** Problem requirements **
Copy out the listing that follows, exactly, without its pictures.

** Entries shown **
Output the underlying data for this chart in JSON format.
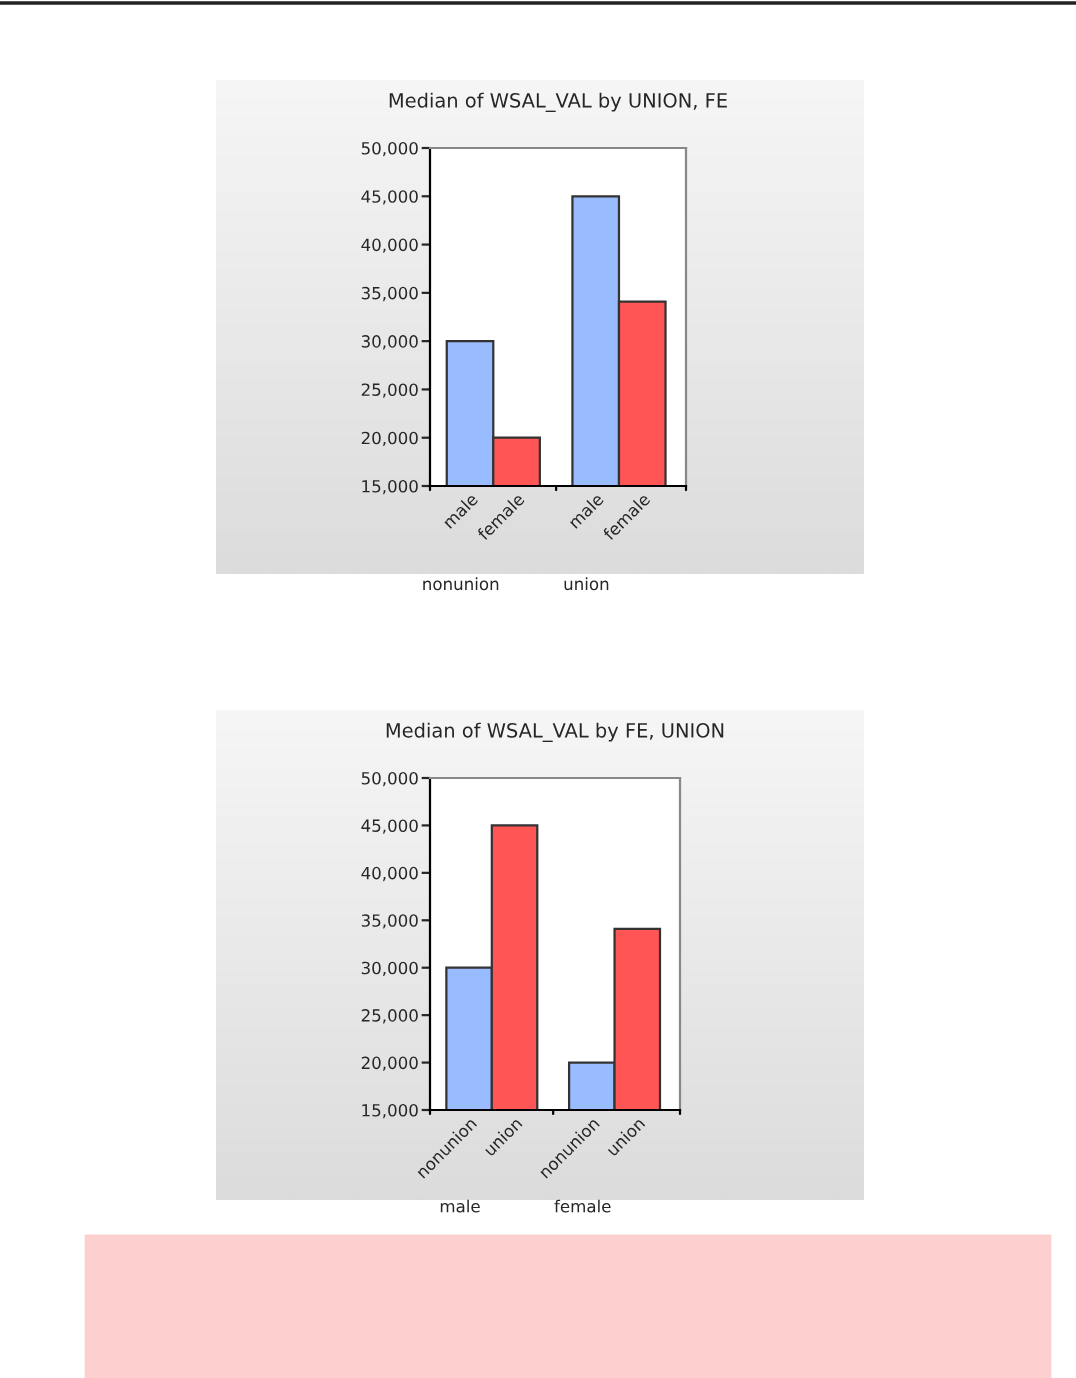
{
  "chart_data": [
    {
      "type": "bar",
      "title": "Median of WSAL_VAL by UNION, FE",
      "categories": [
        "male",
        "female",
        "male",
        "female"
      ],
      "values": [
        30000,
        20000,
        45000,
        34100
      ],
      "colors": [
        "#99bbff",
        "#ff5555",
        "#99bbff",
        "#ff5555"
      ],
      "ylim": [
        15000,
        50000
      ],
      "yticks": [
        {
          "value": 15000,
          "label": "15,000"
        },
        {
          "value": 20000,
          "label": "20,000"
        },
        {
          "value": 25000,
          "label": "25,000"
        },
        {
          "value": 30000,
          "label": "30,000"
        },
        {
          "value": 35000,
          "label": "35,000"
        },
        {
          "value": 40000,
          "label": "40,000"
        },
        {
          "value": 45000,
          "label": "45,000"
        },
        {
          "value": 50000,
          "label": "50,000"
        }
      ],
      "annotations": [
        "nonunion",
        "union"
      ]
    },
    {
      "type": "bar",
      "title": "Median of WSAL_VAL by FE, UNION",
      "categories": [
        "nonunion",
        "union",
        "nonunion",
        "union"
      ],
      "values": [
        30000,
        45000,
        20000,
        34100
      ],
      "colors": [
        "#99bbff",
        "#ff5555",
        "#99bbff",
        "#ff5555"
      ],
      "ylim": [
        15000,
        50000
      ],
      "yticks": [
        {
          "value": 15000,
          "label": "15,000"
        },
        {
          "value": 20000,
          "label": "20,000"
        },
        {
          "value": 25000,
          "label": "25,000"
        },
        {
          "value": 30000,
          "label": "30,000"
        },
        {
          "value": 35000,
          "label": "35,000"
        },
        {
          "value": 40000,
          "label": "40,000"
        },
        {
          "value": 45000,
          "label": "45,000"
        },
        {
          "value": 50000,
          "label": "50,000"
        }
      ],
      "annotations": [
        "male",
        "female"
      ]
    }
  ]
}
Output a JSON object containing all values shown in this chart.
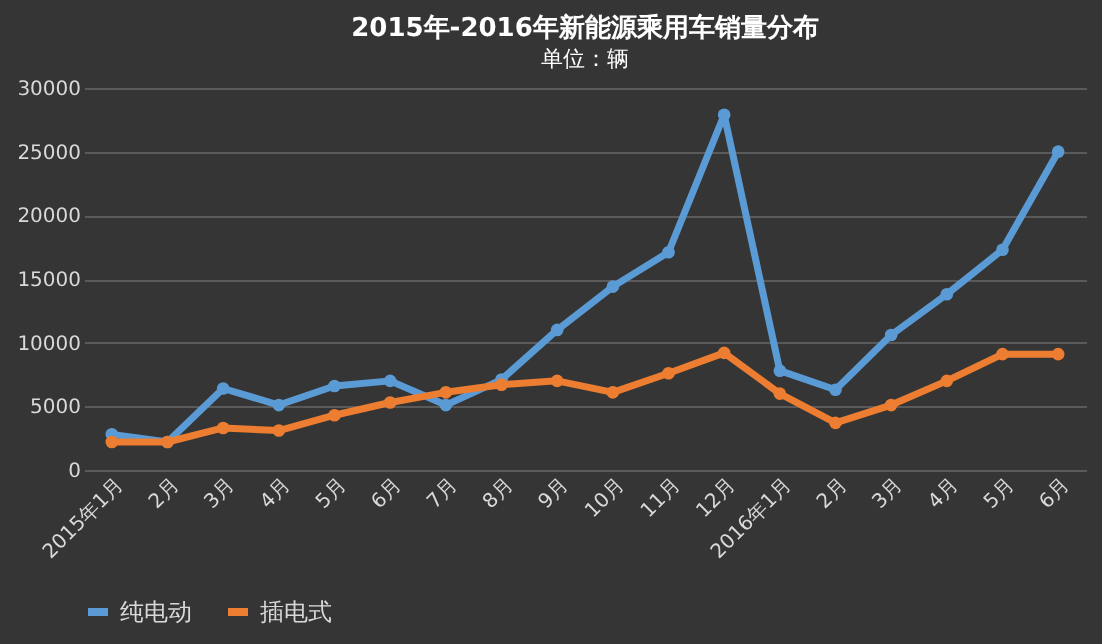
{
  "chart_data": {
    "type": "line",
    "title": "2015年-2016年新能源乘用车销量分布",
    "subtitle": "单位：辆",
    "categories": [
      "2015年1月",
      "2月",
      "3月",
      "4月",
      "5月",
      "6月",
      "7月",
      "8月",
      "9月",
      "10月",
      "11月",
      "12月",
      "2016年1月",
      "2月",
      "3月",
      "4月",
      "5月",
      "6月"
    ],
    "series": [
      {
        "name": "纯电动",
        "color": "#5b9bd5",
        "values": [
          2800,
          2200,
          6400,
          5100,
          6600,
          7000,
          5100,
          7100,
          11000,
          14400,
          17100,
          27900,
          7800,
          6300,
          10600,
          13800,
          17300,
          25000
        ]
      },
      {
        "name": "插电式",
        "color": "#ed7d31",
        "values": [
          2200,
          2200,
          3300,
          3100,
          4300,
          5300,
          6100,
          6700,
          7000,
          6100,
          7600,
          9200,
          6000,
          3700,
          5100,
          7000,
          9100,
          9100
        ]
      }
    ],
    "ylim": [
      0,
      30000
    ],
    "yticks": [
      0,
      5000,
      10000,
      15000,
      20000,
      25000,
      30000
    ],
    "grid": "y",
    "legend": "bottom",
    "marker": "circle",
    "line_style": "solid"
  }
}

** Solution to the problem **
Output the underlying data for this chart in JSON format.
{
  "chart_data": [
    {
      "type": "bar",
      "title": "Median of WSAL_VAL by UNION, FE",
      "categories": [
        "male",
        "female",
        "male",
        "female"
      ],
      "values": [
        30000,
        20000,
        45000,
        34100
      ],
      "colors": [
        "#99bbff",
        "#ff5555",
        "#99bbff",
        "#ff5555"
      ],
      "ylim": [
        15000,
        50000
      ],
      "yticks": [
        {
          "value": 15000,
          "label": "15,000"
        },
        {
          "value": 20000,
          "label": "20,000"
        },
        {
          "value": 25000,
          "label": "25,000"
        },
        {
          "value": 30000,
          "label": "30,000"
        },
        {
          "value": 35000,
          "label": "35,000"
        },
        {
          "value": 40000,
          "label": "40,000"
        },
        {
          "value": 45000,
          "label": "45,000"
        },
        {
          "value": 50000,
          "label": "50,000"
        }
      ],
      "annotations": [
        "nonunion",
        "union"
      ]
    },
    {
      "type": "bar",
      "title": "Median of WSAL_VAL by FE, UNION",
      "categories": [
        "nonunion",
        "union",
        "nonunion",
        "union"
      ],
      "values": [
        30000,
        45000,
        20000,
        34100
      ],
      "colors": [
        "#99bbff",
        "#ff5555",
        "#99bbff",
        "#ff5555"
      ],
      "ylim": [
        15000,
        50000
      ],
      "yticks": [
        {
          "value": 15000,
          "label": "15,000"
        },
        {
          "value": 20000,
          "label": "20,000"
        },
        {
          "value": 25000,
          "label": "25,000"
        },
        {
          "value": 30000,
          "label": "30,000"
        },
        {
          "value": 35000,
          "label": "35,000"
        },
        {
          "value": 40000,
          "label": "40,000"
        },
        {
          "value": 45000,
          "label": "45,000"
        },
        {
          "value": 50000,
          "label": "50,000"
        }
      ],
      "annotations": [
        "male",
        "female"
      ]
    }
  ]
}
Output a JSON object containing all values shown in this chart.
{
  "chart_data": {
    "type": "line",
    "title": "2015年-2016年新能源乘用车销量分布",
    "subtitle": "单位：辆",
    "categories": [
      "2015年1月",
      "2月",
      "3月",
      "4月",
      "5月",
      "6月",
      "7月",
      "8月",
      "9月",
      "10月",
      "11月",
      "12月",
      "2016年1月",
      "2月",
      "3月",
      "4月",
      "5月",
      "6月"
    ],
    "series": [
      {
        "name": "纯电动",
        "color": "#5b9bd5",
        "values": [
          2800,
          2200,
          6400,
          5100,
          6600,
          7000,
          5100,
          7100,
          11000,
          14400,
          17100,
          27900,
          7800,
          6300,
          10600,
          13800,
          17300,
          25000
        ]
      },
      {
        "name": "插电式",
        "color": "#ed7d31",
        "values": [
          2200,
          2200,
          3300,
          3100,
          4300,
          5300,
          6100,
          6700,
          7000,
          6100,
          7600,
          9200,
          6000,
          3700,
          5100,
          7000,
          9100,
          9100
        ]
      }
    ],
    "ylim": [
      0,
      30000
    ],
    "yticks": [
      0,
      5000,
      10000,
      15000,
      20000,
      25000,
      30000
    ],
    "grid": "y",
    "legend": "bottom",
    "marker": "circle",
    "line_style": "solid"
  }
}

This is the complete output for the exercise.